:: To do ::
Repeat the entries that follow verbatim, without any of their pictures.

:: Recorded information ::
□ □ □ □

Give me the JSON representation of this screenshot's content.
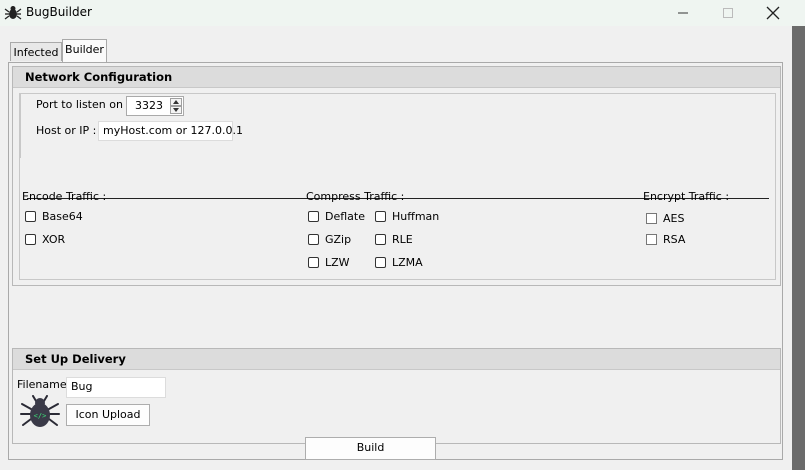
{
  "window": {
    "title": "BugBuilder",
    "icon": "spider-icon",
    "controls": [
      "minimize-icon",
      "maximize-icon",
      "close-icon"
    ]
  },
  "tabs": [
    {
      "label": "Infected",
      "selected": false
    },
    {
      "label": "Builder",
      "selected": true
    }
  ],
  "network": {
    "header": "Network Configuration",
    "port_label": "Port to listen on :",
    "port_value": "3323",
    "host_label": "Host or IP :",
    "host_value": "myHost.com or 127.0.0.1"
  },
  "encode": {
    "label": "Encode Traffic :",
    "options": [
      {
        "label": "Base64",
        "checked": false
      },
      {
        "label": "XOR",
        "checked": false
      }
    ]
  },
  "compress": {
    "label": "Compress Traffic :",
    "options": [
      {
        "label": "Deflate",
        "checked": false
      },
      {
        "label": "Huffman",
        "checked": false
      },
      {
        "label": "GZip",
        "checked": false
      },
      {
        "label": "RLE",
        "checked": false
      },
      {
        "label": "LZW",
        "checked": false
      },
      {
        "label": "LZMA",
        "checked": false
      }
    ]
  },
  "encrypt": {
    "label": "Encrypt Traffic :",
    "options": [
      {
        "label": "AES",
        "checked": false
      },
      {
        "label": "RSA",
        "checked": false
      }
    ]
  },
  "delivery": {
    "header": "Set Up Delivery",
    "filename_label": "Filename",
    "filename_value": "Bug",
    "icon_upload_label": "Icon Upload",
    "icon_preview": "bug-code-icon"
  },
  "build_label": "Build"
}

□ □ □ □

:: Problem solution ::
Give me the JSON representation of this screenshot's content.
{
  "window": {
    "title": "BugBuilder",
    "icon": "spider-icon",
    "controls": [
      "minimize-icon",
      "maximize-icon",
      "close-icon"
    ]
  },
  "tabs": [
    {
      "label": "Infected",
      "selected": false
    },
    {
      "label": "Builder",
      "selected": true
    }
  ],
  "network": {
    "header": "Network Configuration",
    "port_label": "Port to listen on :",
    "port_value": "3323",
    "host_label": "Host or IP :",
    "host_value": "myHost.com or 127.0.0.1"
  },
  "encode": {
    "label": "Encode Traffic :",
    "options": [
      {
        "label": "Base64",
        "checked": false
      },
      {
        "label": "XOR",
        "checked": false
      }
    ]
  },
  "compress": {
    "label": "Compress Traffic :",
    "options": [
      {
        "label": "Deflate",
        "checked": false
      },
      {
        "label": "Huffman",
        "checked": false
      },
      {
        "label": "GZip",
        "checked": false
      },
      {
        "label": "RLE",
        "checked": false
      },
      {
        "label": "LZW",
        "checked": false
      },
      {
        "label": "LZMA",
        "checked": false
      }
    ]
  },
  "encrypt": {
    "label": "Encrypt Traffic :",
    "options": [
      {
        "label": "AES",
        "checked": false
      },
      {
        "label": "RSA",
        "checked": false
      }
    ]
  },
  "delivery": {
    "header": "Set Up Delivery",
    "filename_label": "Filename",
    "filename_value": "Bug",
    "icon_upload_label": "Icon Upload",
    "icon_preview": "bug-code-icon"
  },
  "build_label": "Build"
}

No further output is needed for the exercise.